What this task involves.
Take each line containing the word "alive" and copy it.

Stored data.

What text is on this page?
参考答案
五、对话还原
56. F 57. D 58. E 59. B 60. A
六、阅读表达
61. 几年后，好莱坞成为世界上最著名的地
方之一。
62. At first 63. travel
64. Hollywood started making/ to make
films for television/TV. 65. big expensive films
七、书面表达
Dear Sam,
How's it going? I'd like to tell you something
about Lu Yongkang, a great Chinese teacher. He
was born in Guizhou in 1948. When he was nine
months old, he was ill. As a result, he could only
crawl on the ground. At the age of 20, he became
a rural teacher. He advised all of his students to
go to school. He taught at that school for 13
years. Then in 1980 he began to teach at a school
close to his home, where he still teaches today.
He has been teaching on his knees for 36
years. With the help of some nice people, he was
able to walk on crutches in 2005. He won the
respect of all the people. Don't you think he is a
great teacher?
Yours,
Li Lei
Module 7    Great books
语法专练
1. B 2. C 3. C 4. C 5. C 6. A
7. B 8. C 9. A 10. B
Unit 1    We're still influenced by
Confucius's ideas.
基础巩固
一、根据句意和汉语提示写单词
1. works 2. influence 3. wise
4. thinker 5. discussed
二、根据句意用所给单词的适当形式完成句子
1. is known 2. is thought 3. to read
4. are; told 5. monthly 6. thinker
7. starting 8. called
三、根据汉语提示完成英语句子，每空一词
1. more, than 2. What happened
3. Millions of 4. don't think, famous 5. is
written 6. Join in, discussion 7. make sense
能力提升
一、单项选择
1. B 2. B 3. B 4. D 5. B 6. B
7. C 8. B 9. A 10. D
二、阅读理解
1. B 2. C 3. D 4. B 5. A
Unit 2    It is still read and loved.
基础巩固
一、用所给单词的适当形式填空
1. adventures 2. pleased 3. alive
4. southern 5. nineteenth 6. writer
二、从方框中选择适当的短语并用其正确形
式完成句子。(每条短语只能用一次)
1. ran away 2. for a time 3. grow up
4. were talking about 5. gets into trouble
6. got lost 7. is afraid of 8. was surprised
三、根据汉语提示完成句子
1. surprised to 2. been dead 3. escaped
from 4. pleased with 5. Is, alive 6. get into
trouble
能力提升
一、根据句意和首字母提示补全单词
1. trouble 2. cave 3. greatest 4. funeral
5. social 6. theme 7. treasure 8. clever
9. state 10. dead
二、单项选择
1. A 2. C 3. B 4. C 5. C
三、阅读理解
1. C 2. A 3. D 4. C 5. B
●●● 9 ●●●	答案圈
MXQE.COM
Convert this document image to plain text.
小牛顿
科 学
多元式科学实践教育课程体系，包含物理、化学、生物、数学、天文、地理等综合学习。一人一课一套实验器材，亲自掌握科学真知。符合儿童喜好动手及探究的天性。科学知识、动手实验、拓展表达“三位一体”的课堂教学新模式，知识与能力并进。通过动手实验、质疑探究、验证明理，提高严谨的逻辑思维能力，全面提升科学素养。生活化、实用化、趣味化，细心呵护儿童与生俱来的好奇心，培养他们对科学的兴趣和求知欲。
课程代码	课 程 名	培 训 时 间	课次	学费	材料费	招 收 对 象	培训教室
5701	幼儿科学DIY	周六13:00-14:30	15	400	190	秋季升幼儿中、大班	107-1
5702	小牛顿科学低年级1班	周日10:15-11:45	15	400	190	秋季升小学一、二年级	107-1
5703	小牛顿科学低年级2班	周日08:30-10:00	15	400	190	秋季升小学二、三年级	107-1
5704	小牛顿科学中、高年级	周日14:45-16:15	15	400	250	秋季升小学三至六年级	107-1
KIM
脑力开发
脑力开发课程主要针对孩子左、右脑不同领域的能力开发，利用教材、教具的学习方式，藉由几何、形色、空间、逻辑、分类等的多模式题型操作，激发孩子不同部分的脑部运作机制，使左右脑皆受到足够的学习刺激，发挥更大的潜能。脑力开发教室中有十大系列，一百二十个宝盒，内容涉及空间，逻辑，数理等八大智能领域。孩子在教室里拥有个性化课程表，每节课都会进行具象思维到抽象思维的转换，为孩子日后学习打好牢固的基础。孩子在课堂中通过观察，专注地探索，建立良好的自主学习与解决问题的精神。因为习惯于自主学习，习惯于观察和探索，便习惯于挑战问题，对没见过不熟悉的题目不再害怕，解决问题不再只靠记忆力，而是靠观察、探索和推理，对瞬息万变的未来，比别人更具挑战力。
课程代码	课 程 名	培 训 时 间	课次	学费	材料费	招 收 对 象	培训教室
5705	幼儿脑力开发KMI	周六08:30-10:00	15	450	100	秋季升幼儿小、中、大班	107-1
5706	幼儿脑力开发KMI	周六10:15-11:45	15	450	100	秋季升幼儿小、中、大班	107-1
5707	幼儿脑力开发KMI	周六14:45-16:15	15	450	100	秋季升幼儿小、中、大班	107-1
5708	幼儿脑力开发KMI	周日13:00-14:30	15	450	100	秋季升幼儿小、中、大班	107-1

Output for this task.
1. adventures 2. pleased 3. alive
from 4. pleased with 5. Is, alive 6. get into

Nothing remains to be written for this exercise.